__Your instructions__
Your task is to repeat the listing exactly.

__Stored data__
____________________

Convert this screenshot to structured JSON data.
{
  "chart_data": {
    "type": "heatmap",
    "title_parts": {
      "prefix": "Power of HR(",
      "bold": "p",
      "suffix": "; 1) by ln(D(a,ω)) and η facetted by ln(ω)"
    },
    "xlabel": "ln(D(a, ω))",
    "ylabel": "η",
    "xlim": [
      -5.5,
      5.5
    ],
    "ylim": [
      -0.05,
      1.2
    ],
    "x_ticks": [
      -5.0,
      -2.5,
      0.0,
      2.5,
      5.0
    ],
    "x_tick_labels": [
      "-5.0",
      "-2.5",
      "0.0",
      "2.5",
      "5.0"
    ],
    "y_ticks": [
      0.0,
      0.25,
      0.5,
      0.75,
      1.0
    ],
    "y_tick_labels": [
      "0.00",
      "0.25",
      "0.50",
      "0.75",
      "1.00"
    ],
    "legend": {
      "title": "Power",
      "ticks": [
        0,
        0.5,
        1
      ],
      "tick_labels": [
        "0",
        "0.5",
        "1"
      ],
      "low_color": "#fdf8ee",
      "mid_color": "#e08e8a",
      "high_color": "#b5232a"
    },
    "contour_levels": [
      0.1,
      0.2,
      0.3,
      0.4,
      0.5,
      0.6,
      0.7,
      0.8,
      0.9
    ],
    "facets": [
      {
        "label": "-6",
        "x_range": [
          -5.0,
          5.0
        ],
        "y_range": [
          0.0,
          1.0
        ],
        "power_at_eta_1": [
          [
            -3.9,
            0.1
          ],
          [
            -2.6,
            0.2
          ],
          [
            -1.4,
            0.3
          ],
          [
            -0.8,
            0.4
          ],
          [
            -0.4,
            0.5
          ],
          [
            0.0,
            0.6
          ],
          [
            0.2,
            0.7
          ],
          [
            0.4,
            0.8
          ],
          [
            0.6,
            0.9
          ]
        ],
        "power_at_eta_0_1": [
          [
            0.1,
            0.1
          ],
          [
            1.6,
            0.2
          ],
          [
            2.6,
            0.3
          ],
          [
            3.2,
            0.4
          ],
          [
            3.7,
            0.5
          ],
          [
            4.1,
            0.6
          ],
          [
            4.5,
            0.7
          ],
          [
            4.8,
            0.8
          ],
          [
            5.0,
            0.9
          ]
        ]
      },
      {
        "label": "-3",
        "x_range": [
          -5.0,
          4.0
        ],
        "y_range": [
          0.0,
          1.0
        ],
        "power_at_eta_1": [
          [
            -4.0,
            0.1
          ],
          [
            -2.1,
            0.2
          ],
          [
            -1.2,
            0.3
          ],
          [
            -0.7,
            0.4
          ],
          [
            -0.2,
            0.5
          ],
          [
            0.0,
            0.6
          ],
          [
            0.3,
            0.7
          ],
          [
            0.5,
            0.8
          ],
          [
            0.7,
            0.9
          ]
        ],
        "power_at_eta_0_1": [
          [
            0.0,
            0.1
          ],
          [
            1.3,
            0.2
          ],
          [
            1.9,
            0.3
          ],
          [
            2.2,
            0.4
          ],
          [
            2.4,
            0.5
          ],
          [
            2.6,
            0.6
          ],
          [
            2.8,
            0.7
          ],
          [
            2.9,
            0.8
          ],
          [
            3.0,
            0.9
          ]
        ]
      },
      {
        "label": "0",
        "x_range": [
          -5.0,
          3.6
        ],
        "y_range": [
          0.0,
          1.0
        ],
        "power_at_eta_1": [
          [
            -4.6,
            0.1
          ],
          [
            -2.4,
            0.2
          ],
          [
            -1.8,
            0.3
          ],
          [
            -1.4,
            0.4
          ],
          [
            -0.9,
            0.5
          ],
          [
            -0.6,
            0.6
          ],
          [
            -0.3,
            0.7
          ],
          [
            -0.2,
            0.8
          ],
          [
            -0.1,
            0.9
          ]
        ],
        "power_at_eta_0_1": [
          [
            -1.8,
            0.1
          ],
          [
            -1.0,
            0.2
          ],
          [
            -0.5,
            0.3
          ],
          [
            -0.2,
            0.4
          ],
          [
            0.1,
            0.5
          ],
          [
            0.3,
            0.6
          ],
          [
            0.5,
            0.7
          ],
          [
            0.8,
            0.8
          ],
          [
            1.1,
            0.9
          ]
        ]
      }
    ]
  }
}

____________________

__Response below__
Convert this screenshot to structured JSON data.
{
  "chart_data": {
    "type": "heatmap",
    "title_parts": {
      "prefix": "Power of HR(",
      "bold": "p",
      "suffix": "; 1) by ln(D(a,ω)) and η facetted by ln(ω)"
    },
    "xlabel": "ln(D(a, ω))",
    "ylabel": "η",
    "xlim": [
      -5.5,
      5.5
    ],
    "ylim": [
      -0.05,
      1.2
    ],
    "x_ticks": [
      -5.0,
      -2.5,
      0.0,
      2.5,
      5.0
    ],
    "x_tick_labels": [
      "-5.0",
      "-2.5",
      "0.0",
      "2.5",
      "5.0"
    ],
    "y_ticks": [
      0.0,
      0.25,
      0.5,
      0.75,
      1.0
    ],
    "y_tick_labels": [
      "0.00",
      "0.25",
      "0.50",
      "0.75",
      "1.00"
    ],
    "legend": {
      "title": "Power",
      "ticks": [
        0,
        0.5,
        1
      ],
      "tick_labels": [
        "0",
        "0.5",
        "1"
      ],
      "low_color": "#fdf8ee",
      "mid_color": "#e08e8a",
      "high_color": "#b5232a"
    },
    "contour_levels": [
      0.1,
      0.2,
      0.3,
      0.4,
      0.5,
      0.6,
      0.7,
      0.8,
      0.9
    ],
    "facets": [
      {
        "label": "-6",
        "x_range": [
          -5.0,
          5.0
        ],
        "y_range": [
          0.0,
          1.0
        ],
        "power_at_eta_1": [
          [
            -3.9,
            0.1
          ],
          [
            -2.6,
            0.2
          ],
          [
            -1.4,
            0.3
          ],
          [
            -0.8,
            0.4
          ],
          [
            -0.4,
            0.5
          ],
          [
            0.0,
            0.6
          ],
          [
            0.2,
            0.7
          ],
          [
            0.4,
            0.8
          ],
          [
            0.6,
            0.9
          ]
        ],
        "power_at_eta_0_1": [
          [
            0.1,
            0.1
          ],
          [
            1.6,
            0.2
          ],
          [
            2.6,
            0.3
          ],
          [
            3.2,
            0.4
          ],
          [
            3.7,
            0.5
          ],
          [
            4.1,
            0.6
          ],
          [
            4.5,
            0.7
          ],
          [
            4.8,
            0.8
          ],
          [
            5.0,
            0.9
          ]
        ]
      },
      {
        "label": "-3",
        "x_range": [
          -5.0,
          4.0
        ],
        "y_range": [
          0.0,
          1.0
        ],
        "power_at_eta_1": [
          [
            -4.0,
            0.1
          ],
          [
            -2.1,
            0.2
          ],
          [
            -1.2,
            0.3
          ],
          [
            -0.7,
            0.4
          ],
          [
            -0.2,
            0.5
          ],
          [
            0.0,
            0.6
          ],
          [
            0.3,
            0.7
          ],
          [
            0.5,
            0.8
          ],
          [
            0.7,
            0.9
          ]
        ],
        "power_at_eta_0_1": [
          [
            0.0,
            0.1
          ],
          [
            1.3,
            0.2
          ],
          [
            1.9,
            0.3
          ],
          [
            2.2,
            0.4
          ],
          [
            2.4,
            0.5
          ],
          [
            2.6,
            0.6
          ],
          [
            2.8,
            0.7
          ],
          [
            2.9,
            0.8
          ],
          [
            3.0,
            0.9
          ]
        ]
      },
      {
        "label": "0",
        "x_range": [
          -5.0,
          3.6
        ],
        "y_range": [
          0.0,
          1.0
        ],
        "power_at_eta_1": [
          [
            -4.6,
            0.1
          ],
          [
            -2.4,
            0.2
          ],
          [
            -1.8,
            0.3
          ],
          [
            -1.4,
            0.4
          ],
          [
            -0.9,
            0.5
          ],
          [
            -0.6,
            0.6
          ],
          [
            -0.3,
            0.7
          ],
          [
            -0.2,
            0.8
          ],
          [
            -0.1,
            0.9
          ]
        ],
        "power_at_eta_0_1": [
          [
            -1.8,
            0.1
          ],
          [
            -1.0,
            0.2
          ],
          [
            -0.5,
            0.3
          ],
          [
            -0.2,
            0.4
          ],
          [
            0.1,
            0.5
          ],
          [
            0.3,
            0.6
          ],
          [
            0.5,
            0.7
          ],
          [
            0.8,
            0.8
          ],
          [
            1.1,
            0.9
          ]
        ]
      }
    ]
  }
}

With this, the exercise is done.